(Image records of document pages)
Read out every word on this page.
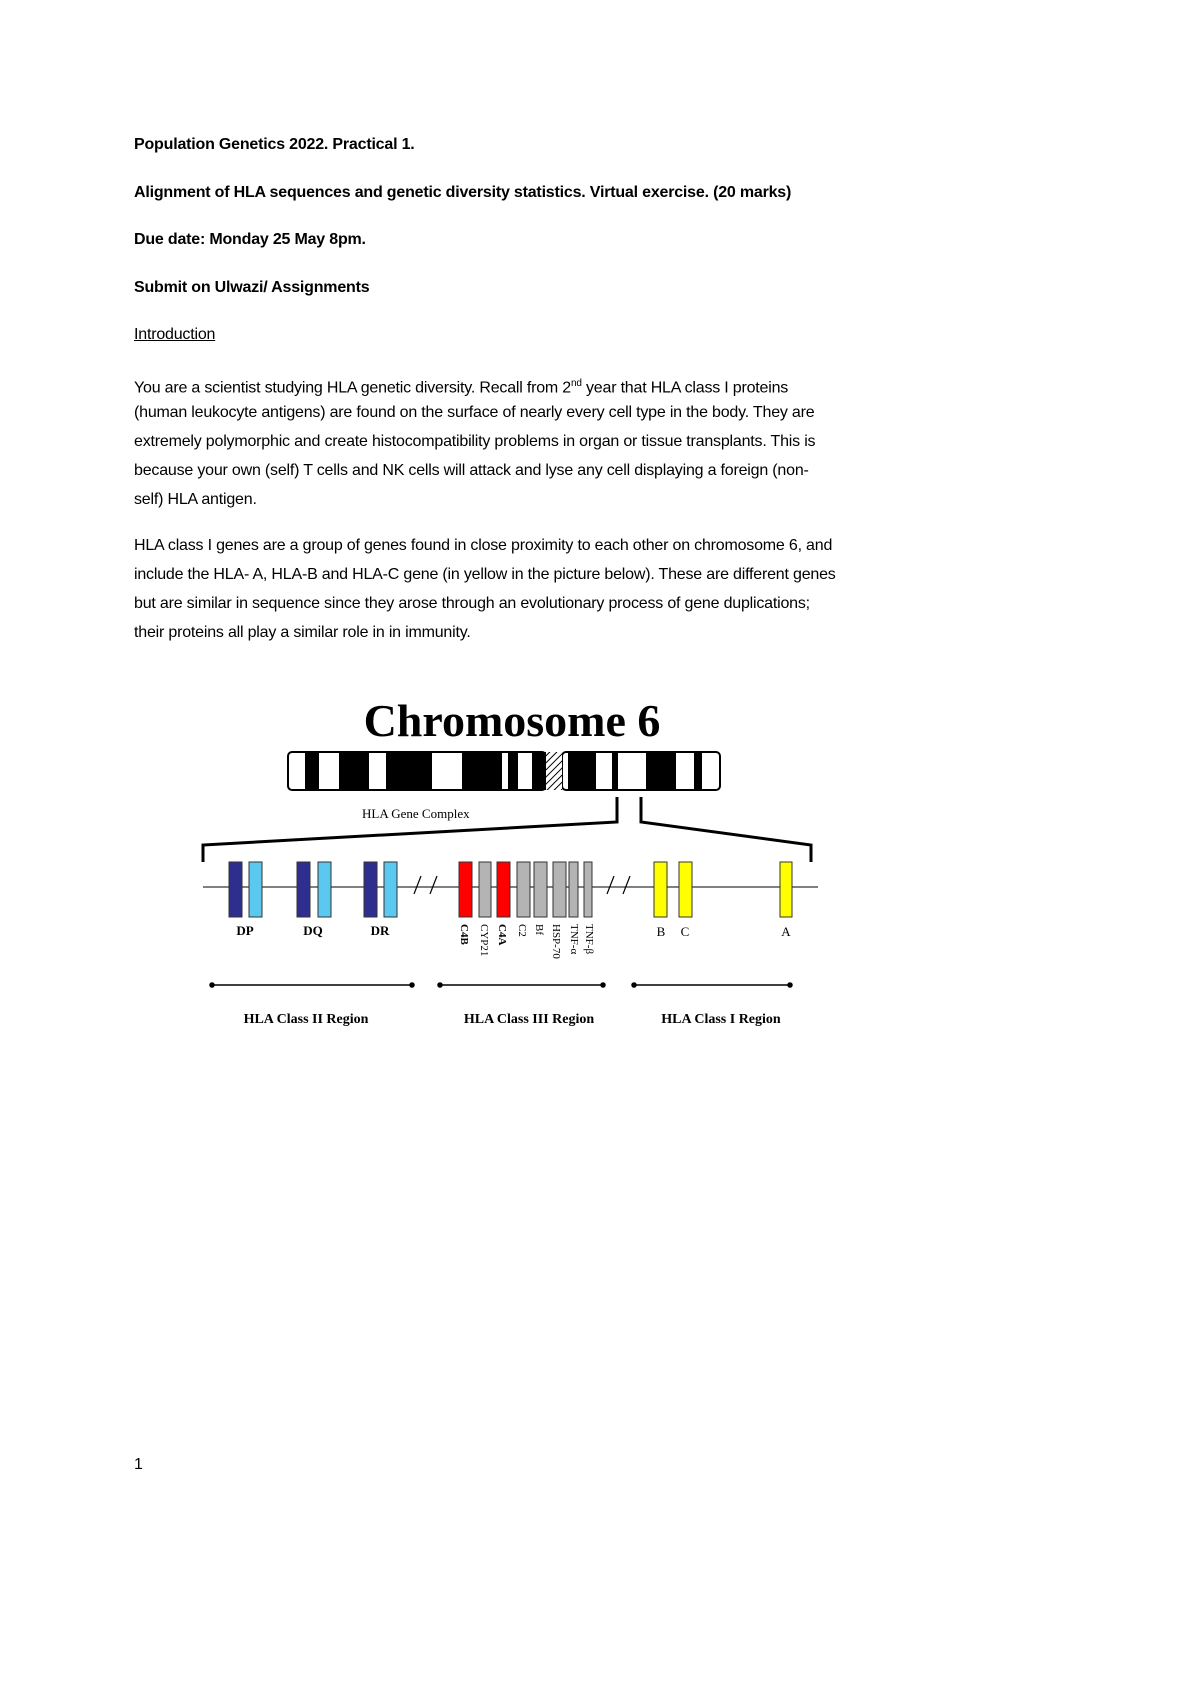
Population Genetics 2022. Practical 1.
Alignment of HLA sequences and genetic diversity statistics. Virtual exercise. (20 marks)
Due date: Monday 25 May 8pm.
Submit on Ulwazi/ Assignments
Introduction
You are a scientist studying HLA genetic diversity. Recall from 2nd year that HLA class I proteins
(human leukocyte antigens) are found on the surface of nearly every cell type in the body. They are
extremely polymorphic and create histocompatibility problems in organ or tissue transplants. This is
because your own (self) T cells and NK cells will attack and lyse any cell displaying a foreign (non-
self) HLA antigen.
HLA class I genes are a group of genes found in close proximity to each other on chromosome 6, and
include the HLA- A, HLA-B and HLA-C gene (in yellow in the picture below). These are different genes
but are similar in sequence since they arose through an evolutionary process of gene duplications;
their proteins all play a similar role in in immunity.
Chromosome 6
HLA Gene Complex
DP	DQ	DR	B C	A
C4B CYP21 C4A C2 Bf HSP-70 TNF-α TNF-β
HLA Class II Region	HLA Class III Region	HLA Class I Region
1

▶ How to complete this task: Locate the word "every" in the records and collect each line it appears in.

▶ Solution to this task:
Read out every word on this page.
(human leukocyte antigens) are found on the surface of nearly every cell type in the body. They are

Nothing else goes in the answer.